■ Task
Reproduce every entry below precisely; do not include the pictures.

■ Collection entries
==*==
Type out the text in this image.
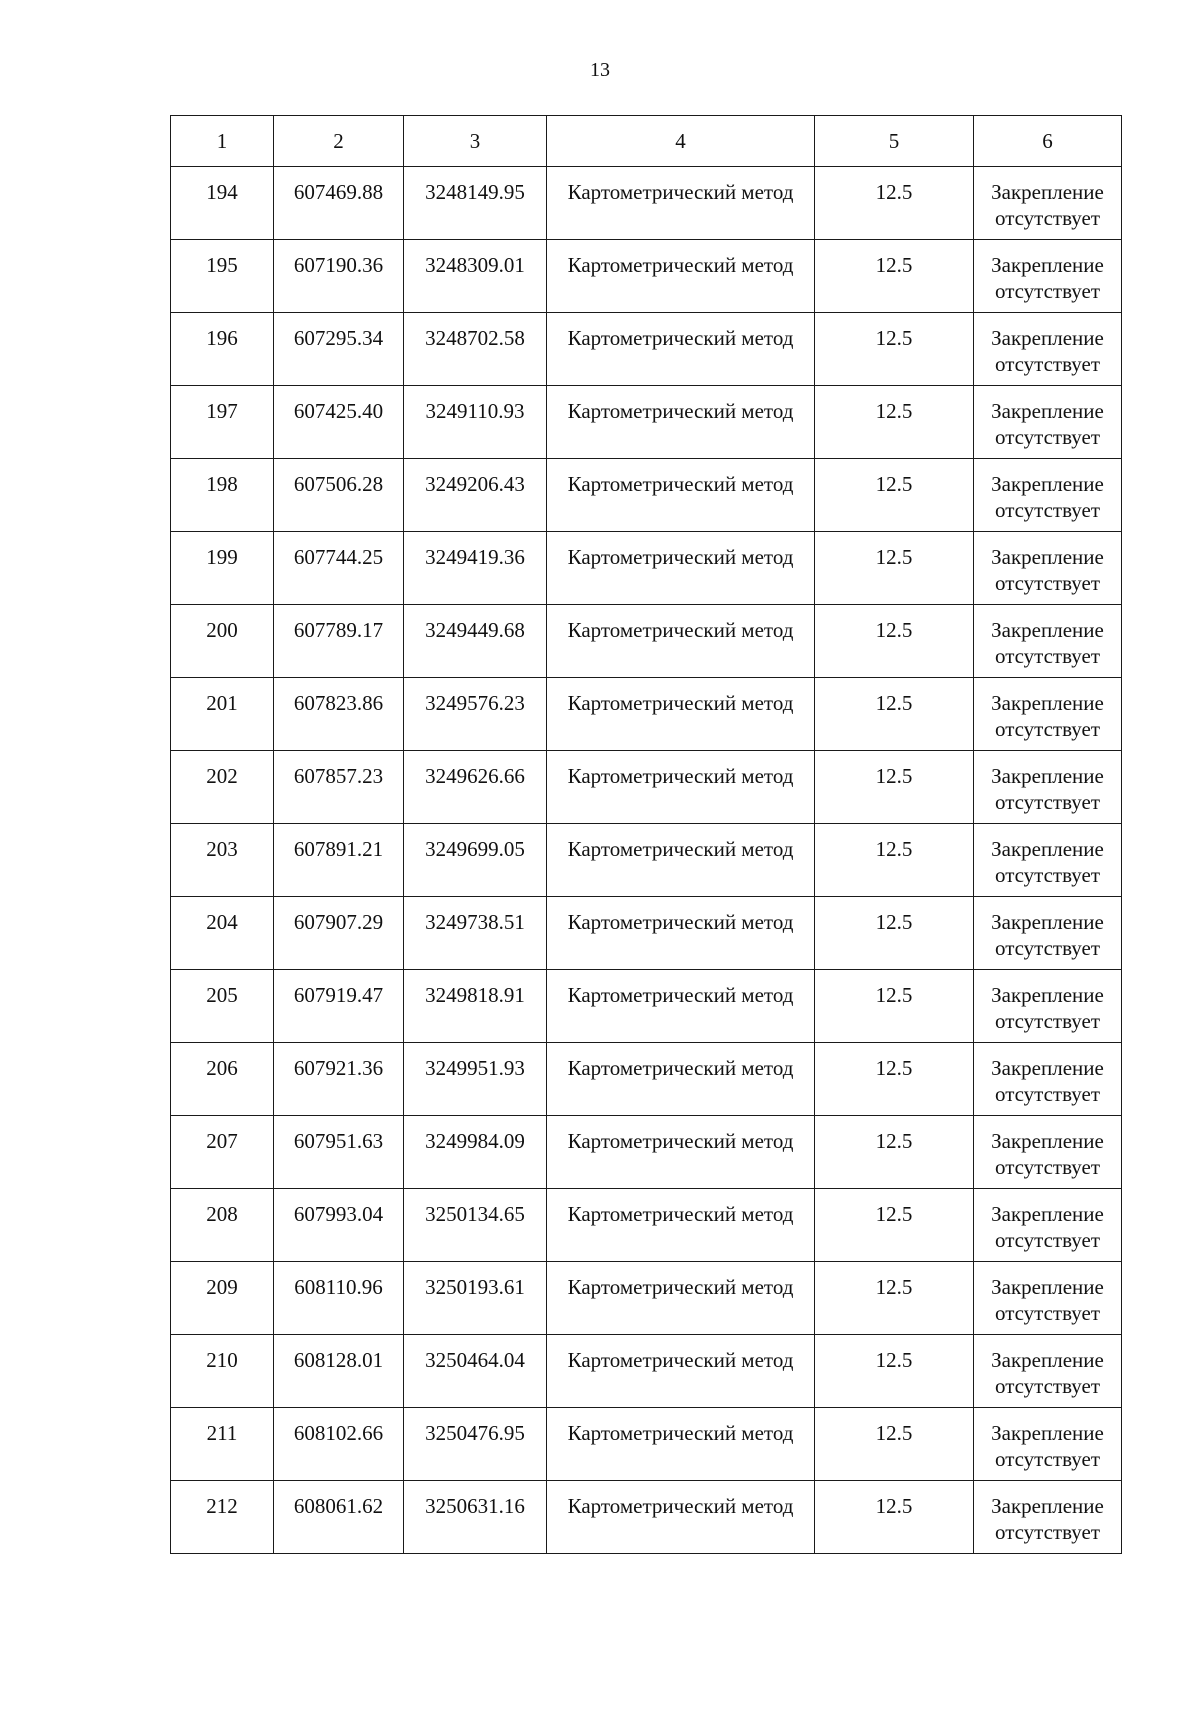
13
1	2	3	4	5	6
194	607469.88	3248149.95	Картометрический метод	12.5	Закрепление отсутствует
195	607190.36	3248309.01	Картометрический метод	12.5	Закрепление отсутствует
196	607295.34	3248702.58	Картометрический метод	12.5	Закрепление отсутствует
197	607425.40	3249110.93	Картометрический метод	12.5	Закрепление отсутствует
198	607506.28	3249206.43	Картометрический метод	12.5	Закрепление отсутствует
199	607744.25	3249419.36	Картометрический метод	12.5	Закрепление отсутствует
200	607789.17	3249449.68	Картометрический метод	12.5	Закрепление отсутствует
201	607823.86	3249576.23	Картометрический метод	12.5	Закрепление отсутствует
202	607857.23	3249626.66	Картометрический метод	12.5	Закрепление отсутствует
203	607891.21	3249699.05	Картометрический метод	12.5	Закрепление отсутствует
204	607907.29	3249738.51	Картометрический метод	12.5	Закрепление отсутствует
205	607919.47	3249818.91	Картометрический метод	12.5	Закрепление отсутствует
206	607921.36	3249951.93	Картометрический метод	12.5	Закрепление отсутствует
207	607951.63	3249984.09	Картометрический метод	12.5	Закрепление отсутствует
208	607993.04	3250134.65	Картометрический метод	12.5	Закрепление отсутствует
209	608110.96	3250193.61	Картометрический метод	12.5	Закрепление отсутствует
210	608128.01	3250464.04	Картометрический метод	12.5	Закрепление отсутствует
211	608102.66	3250476.95	Картометрический метод	12.5	Закрепление отсутствует
212	608061.62	3250631.16	Картометрический метод	12.5	Закрепление отсутствует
==*==
■ Task solution
Type out the text in this image.
13
1	2	3	4	5	6
194	607469.88	3248149.95	Картометрический метод	12.5	Закрепление отсутствует
195	607190.36	3248309.01	Картометрический метод	12.5	Закрепление отсутствует
196	607295.34	3248702.58	Картометрический метод	12.5	Закрепление отсутствует
197	607425.40	3249110.93	Картометрический метод	12.5	Закрепление отсутствует
198	607506.28	3249206.43	Картометрический метод	12.5	Закрепление отсутствует
199	607744.25	3249419.36	Картометрический метод	12.5	Закрепление отсутствует
200	607789.17	3249449.68	Картометрический метод	12.5	Закрепление отсутствует
201	607823.86	3249576.23	Картометрический метод	12.5	Закрепление отсутствует
202	607857.23	3249626.66	Картометрический метод	12.5	Закрепление отсутствует
203	607891.21	3249699.05	Картометрический метод	12.5	Закрепление отсутствует
204	607907.29	3249738.51	Картометрический метод	12.5	Закрепление отсутствует
205	607919.47	3249818.91	Картометрический метод	12.5	Закрепление отсутствует
206	607921.36	3249951.93	Картометрический метод	12.5	Закрепление отсутствует
207	607951.63	3249984.09	Картометрический метод	12.5	Закрепление отсутствует
208	607993.04	3250134.65	Картометрический метод	12.5	Закрепление отсутствует
209	608110.96	3250193.61	Картометрический метод	12.5	Закрепление отсутствует
210	608128.01	3250464.04	Картометрический метод	12.5	Закрепление отсутствует
211	608102.66	3250476.95	Картометрический метод	12.5	Закрепление отсутствует
212	608061.62	3250631.16	Картометрический метод	12.5	Закрепление отсутствует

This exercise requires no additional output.